■ **To do**:
Word for word, transcribe the lines below and drop the pictures.

----- Record list

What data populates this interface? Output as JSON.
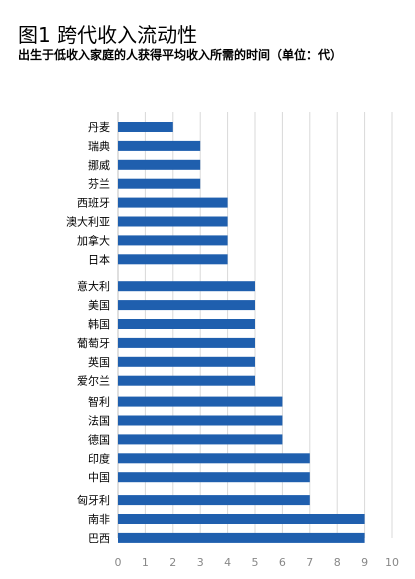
{
  "header": {
    "title": "图1 跨代收入流动性",
    "subtitle": "出生于低收入家庭的人获得平均收入所需的时间（单位：代）"
  },
  "chart_data": {
    "type": "bar",
    "orientation": "horizontal",
    "title": "图1 跨代收入流动性",
    "subtitle": "出生于低收入家庭的人获得平均收入所需的时间（单位：代）",
    "categories": [
      "丹麦",
      "瑞典",
      "挪威",
      "芬兰",
      "西班牙",
      "澳大利亚",
      "加拿大",
      "日本",
      "意大利",
      "美国",
      "韩国",
      "葡萄牙",
      "英国",
      "爱尔兰",
      "智利",
      "法国",
      "德国",
      "印度",
      "中国",
      "匈牙利",
      "南非",
      "巴西"
    ],
    "values": [
      2,
      3,
      3,
      3,
      4,
      4,
      4,
      4,
      5,
      5,
      5,
      5,
      5,
      5,
      6,
      6,
      6,
      7,
      7,
      7,
      9,
      9
    ],
    "xlim": [
      0,
      10
    ],
    "xticks": [
      0,
      1,
      2,
      3,
      4,
      5,
      6,
      7,
      8,
      9,
      10
    ],
    "grid": true,
    "bar_color": "#1f5fae"
  }
}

----------

■ **Task solution**:
What data populates this interface? Output as JSON.
{
  "header": {
    "title": "图1 跨代收入流动性",
    "subtitle": "出生于低收入家庭的人获得平均收入所需的时间（单位：代）"
  },
  "chart_data": {
    "type": "bar",
    "orientation": "horizontal",
    "title": "图1 跨代收入流动性",
    "subtitle": "出生于低收入家庭的人获得平均收入所需的时间（单位：代）",
    "categories": [
      "丹麦",
      "瑞典",
      "挪威",
      "芬兰",
      "西班牙",
      "澳大利亚",
      "加拿大",
      "日本",
      "意大利",
      "美国",
      "韩国",
      "葡萄牙",
      "英国",
      "爱尔兰",
      "智利",
      "法国",
      "德国",
      "印度",
      "中国",
      "匈牙利",
      "南非",
      "巴西"
    ],
    "values": [
      2,
      3,
      3,
      3,
      4,
      4,
      4,
      4,
      5,
      5,
      5,
      5,
      5,
      5,
      6,
      6,
      6,
      7,
      7,
      7,
      9,
      9
    ],
    "xlim": [
      0,
      10
    ],
    "xticks": [
      0,
      1,
      2,
      3,
      4,
      5,
      6,
      7,
      8,
      9,
      10
    ],
    "grid": true,
    "bar_color": "#1f5fae"
  }
}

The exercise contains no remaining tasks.